**DATA LINES:**

● ● ● ● ●

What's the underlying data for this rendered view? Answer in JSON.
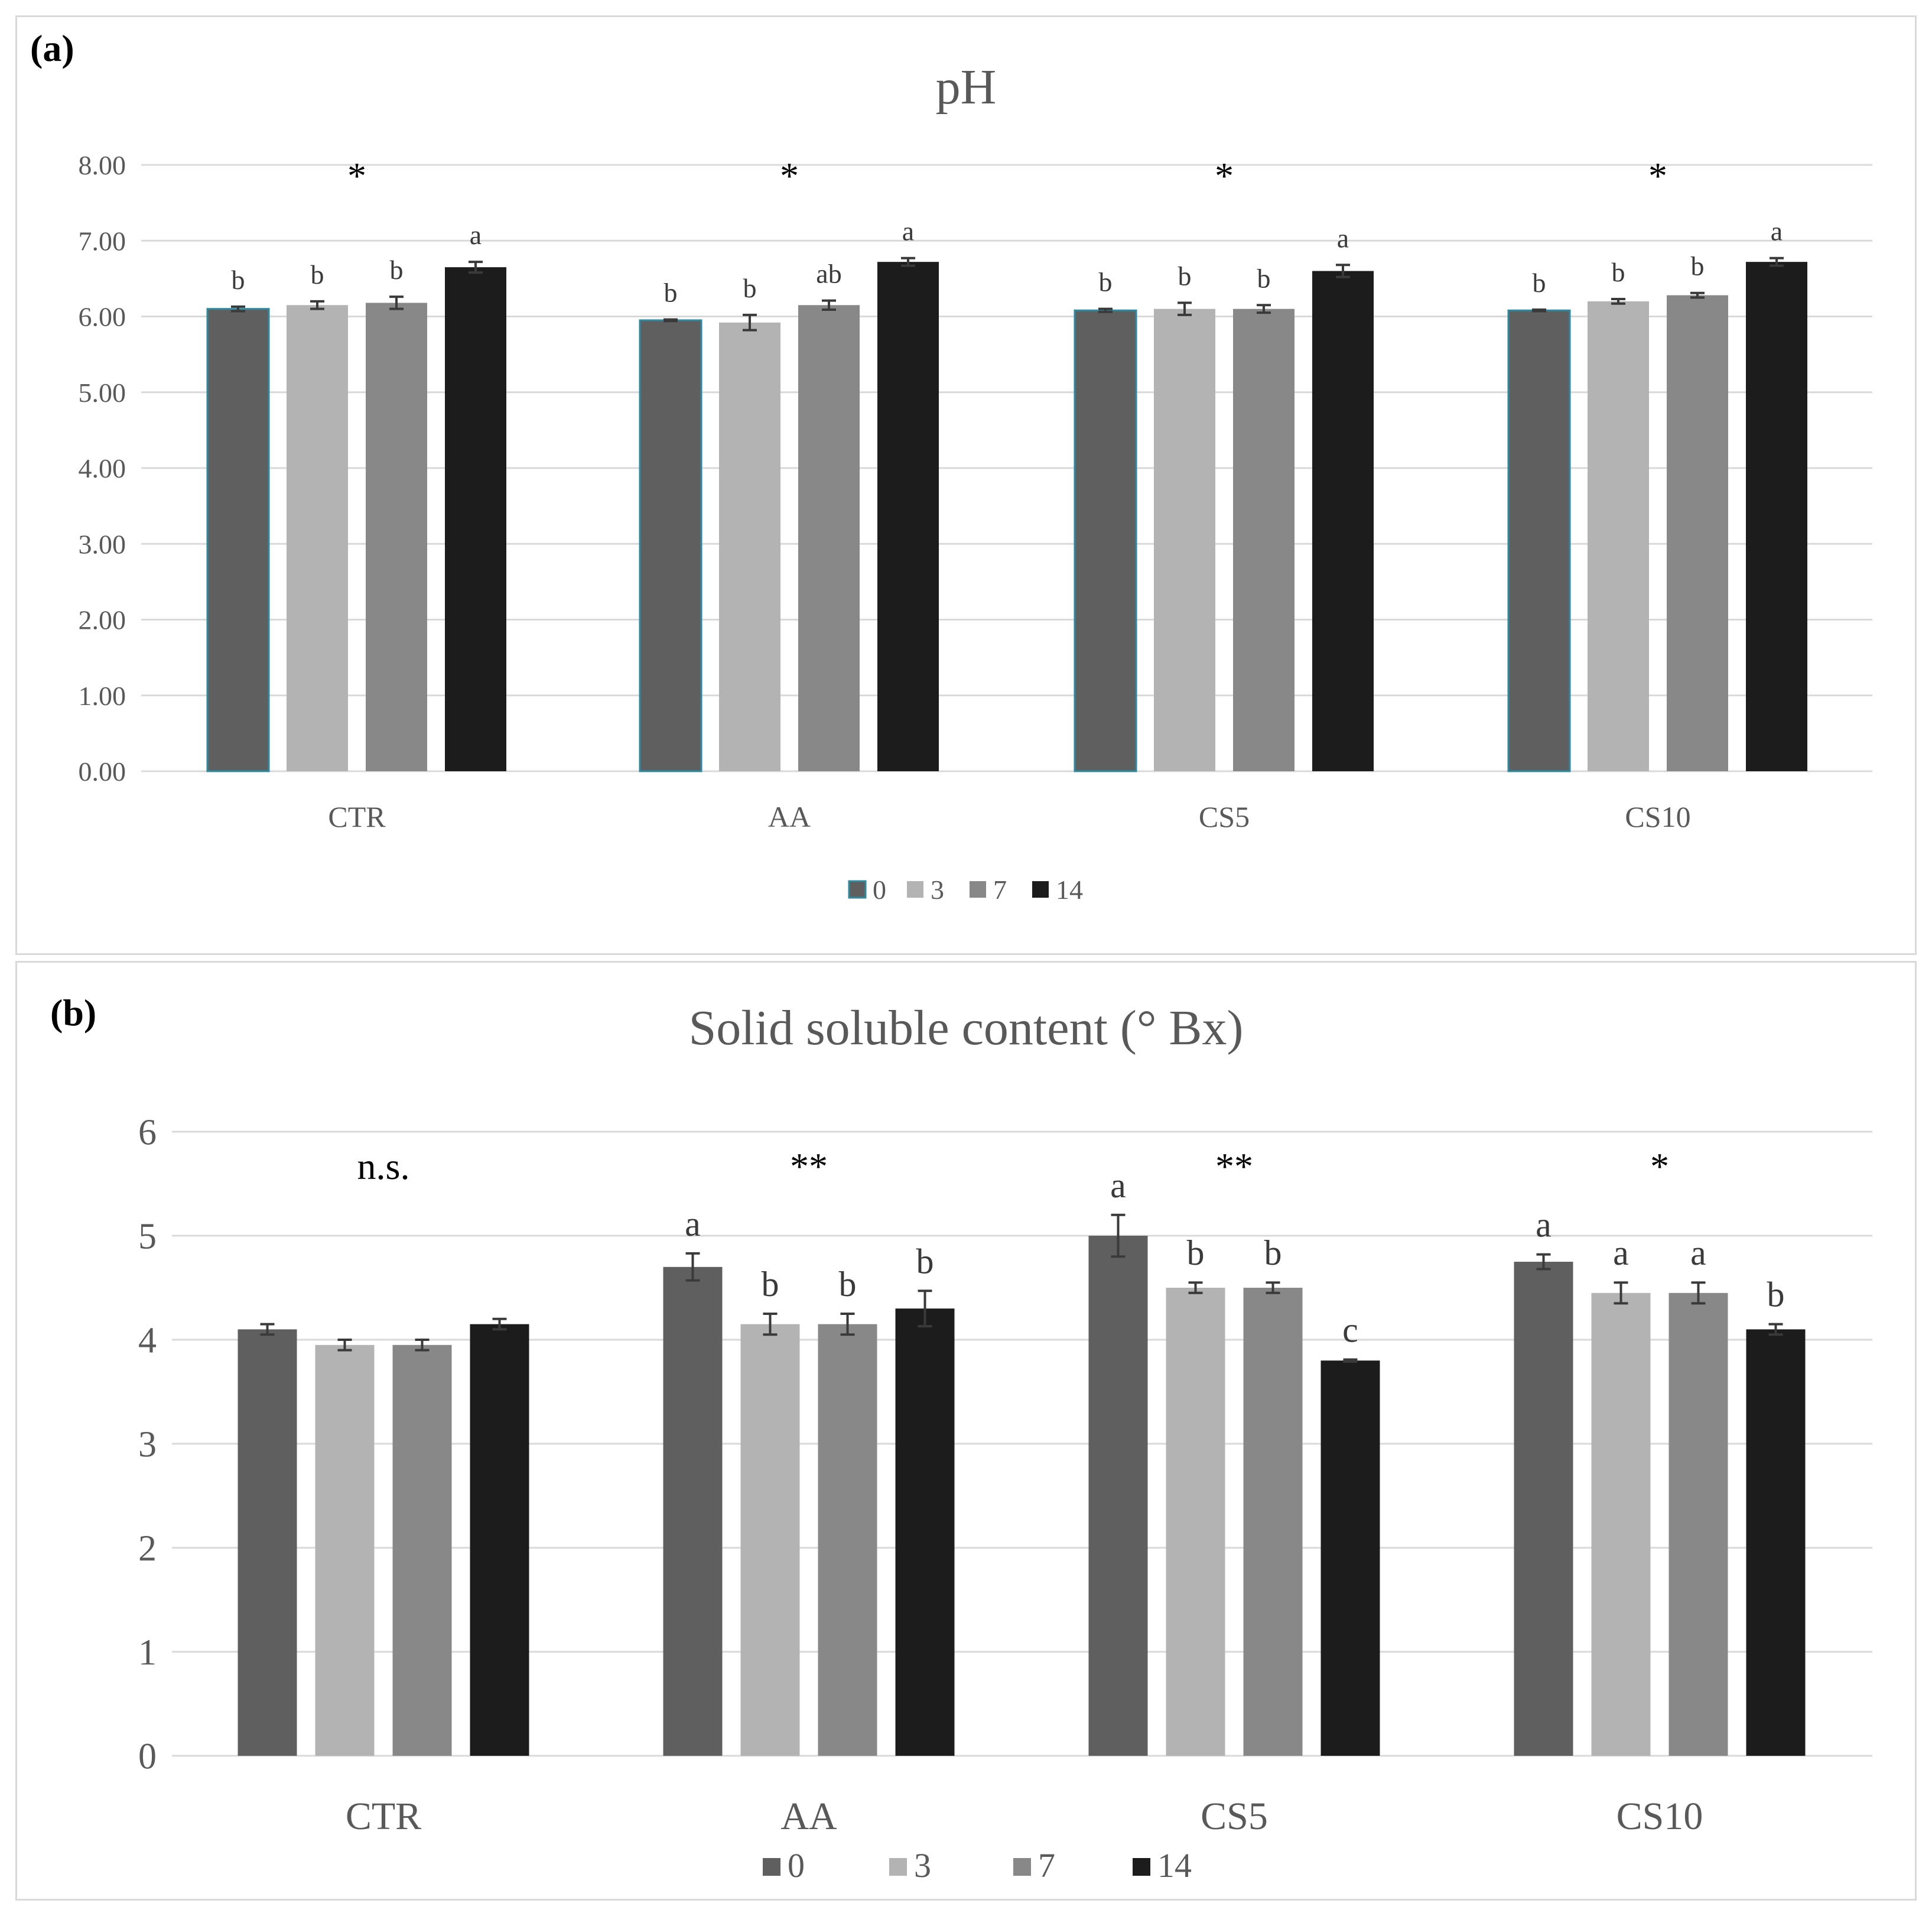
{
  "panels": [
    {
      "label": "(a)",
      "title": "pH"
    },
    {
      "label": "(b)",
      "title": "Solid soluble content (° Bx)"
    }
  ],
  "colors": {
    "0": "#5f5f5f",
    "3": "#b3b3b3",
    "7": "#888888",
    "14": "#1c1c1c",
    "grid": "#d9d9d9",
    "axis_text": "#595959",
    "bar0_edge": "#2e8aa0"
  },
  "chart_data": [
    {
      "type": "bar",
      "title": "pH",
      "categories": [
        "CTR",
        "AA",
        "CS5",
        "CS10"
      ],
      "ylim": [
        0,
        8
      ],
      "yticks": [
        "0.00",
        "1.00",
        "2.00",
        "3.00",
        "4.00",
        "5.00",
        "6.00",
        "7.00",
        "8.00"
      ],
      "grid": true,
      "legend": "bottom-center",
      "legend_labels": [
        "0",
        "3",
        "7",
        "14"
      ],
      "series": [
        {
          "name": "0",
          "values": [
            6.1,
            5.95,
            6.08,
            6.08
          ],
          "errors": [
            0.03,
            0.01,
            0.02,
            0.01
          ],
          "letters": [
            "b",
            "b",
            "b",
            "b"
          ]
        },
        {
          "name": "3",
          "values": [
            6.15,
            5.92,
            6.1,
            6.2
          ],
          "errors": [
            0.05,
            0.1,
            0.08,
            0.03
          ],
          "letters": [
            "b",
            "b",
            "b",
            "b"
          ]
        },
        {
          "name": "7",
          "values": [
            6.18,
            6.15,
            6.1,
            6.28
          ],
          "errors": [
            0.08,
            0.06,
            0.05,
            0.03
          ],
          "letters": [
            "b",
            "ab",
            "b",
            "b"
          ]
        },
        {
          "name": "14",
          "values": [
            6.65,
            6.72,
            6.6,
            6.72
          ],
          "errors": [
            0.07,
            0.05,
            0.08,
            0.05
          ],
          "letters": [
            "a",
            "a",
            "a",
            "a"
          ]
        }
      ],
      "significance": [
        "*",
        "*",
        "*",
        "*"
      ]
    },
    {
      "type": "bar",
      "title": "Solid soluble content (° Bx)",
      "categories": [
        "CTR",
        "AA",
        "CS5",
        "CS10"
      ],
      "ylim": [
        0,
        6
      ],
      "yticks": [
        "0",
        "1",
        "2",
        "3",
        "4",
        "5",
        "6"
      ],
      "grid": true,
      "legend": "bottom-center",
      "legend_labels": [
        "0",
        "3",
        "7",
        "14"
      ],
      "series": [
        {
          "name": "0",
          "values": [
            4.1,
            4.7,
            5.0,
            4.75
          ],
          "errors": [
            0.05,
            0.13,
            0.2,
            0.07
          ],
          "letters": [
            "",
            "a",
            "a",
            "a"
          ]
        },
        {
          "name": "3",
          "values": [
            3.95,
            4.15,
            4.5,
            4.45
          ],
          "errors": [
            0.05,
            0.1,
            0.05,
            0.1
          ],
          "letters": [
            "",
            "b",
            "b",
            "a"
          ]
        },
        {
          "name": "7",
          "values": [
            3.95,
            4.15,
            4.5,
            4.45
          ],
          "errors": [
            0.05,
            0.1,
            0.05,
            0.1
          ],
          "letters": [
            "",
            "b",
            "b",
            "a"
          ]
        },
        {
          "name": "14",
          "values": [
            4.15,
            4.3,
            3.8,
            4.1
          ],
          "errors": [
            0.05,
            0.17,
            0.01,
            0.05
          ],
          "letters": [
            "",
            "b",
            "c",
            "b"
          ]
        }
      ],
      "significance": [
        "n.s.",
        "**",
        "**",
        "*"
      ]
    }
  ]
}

● ● ● ● ●

**PROBLEM STATEMENT:**
Write out the whole listing exactly, and drop the pictures.

**REPLY:**
What's the underlying data for this rendered view? Answer in JSON.
{
  "panels": [
    {
      "label": "(a)",
      "title": "pH"
    },
    {
      "label": "(b)",
      "title": "Solid soluble content (° Bx)"
    }
  ],
  "colors": {
    "0": "#5f5f5f",
    "3": "#b3b3b3",
    "7": "#888888",
    "14": "#1c1c1c",
    "grid": "#d9d9d9",
    "axis_text": "#595959",
    "bar0_edge": "#2e8aa0"
  },
  "chart_data": [
    {
      "type": "bar",
      "title": "pH",
      "categories": [
        "CTR",
        "AA",
        "CS5",
        "CS10"
      ],
      "ylim": [
        0,
        8
      ],
      "yticks": [
        "0.00",
        "1.00",
        "2.00",
        "3.00",
        "4.00",
        "5.00",
        "6.00",
        "7.00",
        "8.00"
      ],
      "grid": true,
      "legend": "bottom-center",
      "legend_labels": [
        "0",
        "3",
        "7",
        "14"
      ],
      "series": [
        {
          "name": "0",
          "values": [
            6.1,
            5.95,
            6.08,
            6.08
          ],
          "errors": [
            0.03,
            0.01,
            0.02,
            0.01
          ],
          "letters": [
            "b",
            "b",
            "b",
            "b"
          ]
        },
        {
          "name": "3",
          "values": [
            6.15,
            5.92,
            6.1,
            6.2
          ],
          "errors": [
            0.05,
            0.1,
            0.08,
            0.03
          ],
          "letters": [
            "b",
            "b",
            "b",
            "b"
          ]
        },
        {
          "name": "7",
          "values": [
            6.18,
            6.15,
            6.1,
            6.28
          ],
          "errors": [
            0.08,
            0.06,
            0.05,
            0.03
          ],
          "letters": [
            "b",
            "ab",
            "b",
            "b"
          ]
        },
        {
          "name": "14",
          "values": [
            6.65,
            6.72,
            6.6,
            6.72
          ],
          "errors": [
            0.07,
            0.05,
            0.08,
            0.05
          ],
          "letters": [
            "a",
            "a",
            "a",
            "a"
          ]
        }
      ],
      "significance": [
        "*",
        "*",
        "*",
        "*"
      ]
    },
    {
      "type": "bar",
      "title": "Solid soluble content (° Bx)",
      "categories": [
        "CTR",
        "AA",
        "CS5",
        "CS10"
      ],
      "ylim": [
        0,
        6
      ],
      "yticks": [
        "0",
        "1",
        "2",
        "3",
        "4",
        "5",
        "6"
      ],
      "grid": true,
      "legend": "bottom-center",
      "legend_labels": [
        "0",
        "3",
        "7",
        "14"
      ],
      "series": [
        {
          "name": "0",
          "values": [
            4.1,
            4.7,
            5.0,
            4.75
          ],
          "errors": [
            0.05,
            0.13,
            0.2,
            0.07
          ],
          "letters": [
            "",
            "a",
            "a",
            "a"
          ]
        },
        {
          "name": "3",
          "values": [
            3.95,
            4.15,
            4.5,
            4.45
          ],
          "errors": [
            0.05,
            0.1,
            0.05,
            0.1
          ],
          "letters": [
            "",
            "b",
            "b",
            "a"
          ]
        },
        {
          "name": "7",
          "values": [
            3.95,
            4.15,
            4.5,
            4.45
          ],
          "errors": [
            0.05,
            0.1,
            0.05,
            0.1
          ],
          "letters": [
            "",
            "b",
            "b",
            "a"
          ]
        },
        {
          "name": "14",
          "values": [
            4.15,
            4.3,
            3.8,
            4.1
          ],
          "errors": [
            0.05,
            0.17,
            0.01,
            0.05
          ],
          "letters": [
            "",
            "b",
            "c",
            "b"
          ]
        }
      ],
      "significance": [
        "n.s.",
        "**",
        "**",
        "*"
      ]
    }
  ]
}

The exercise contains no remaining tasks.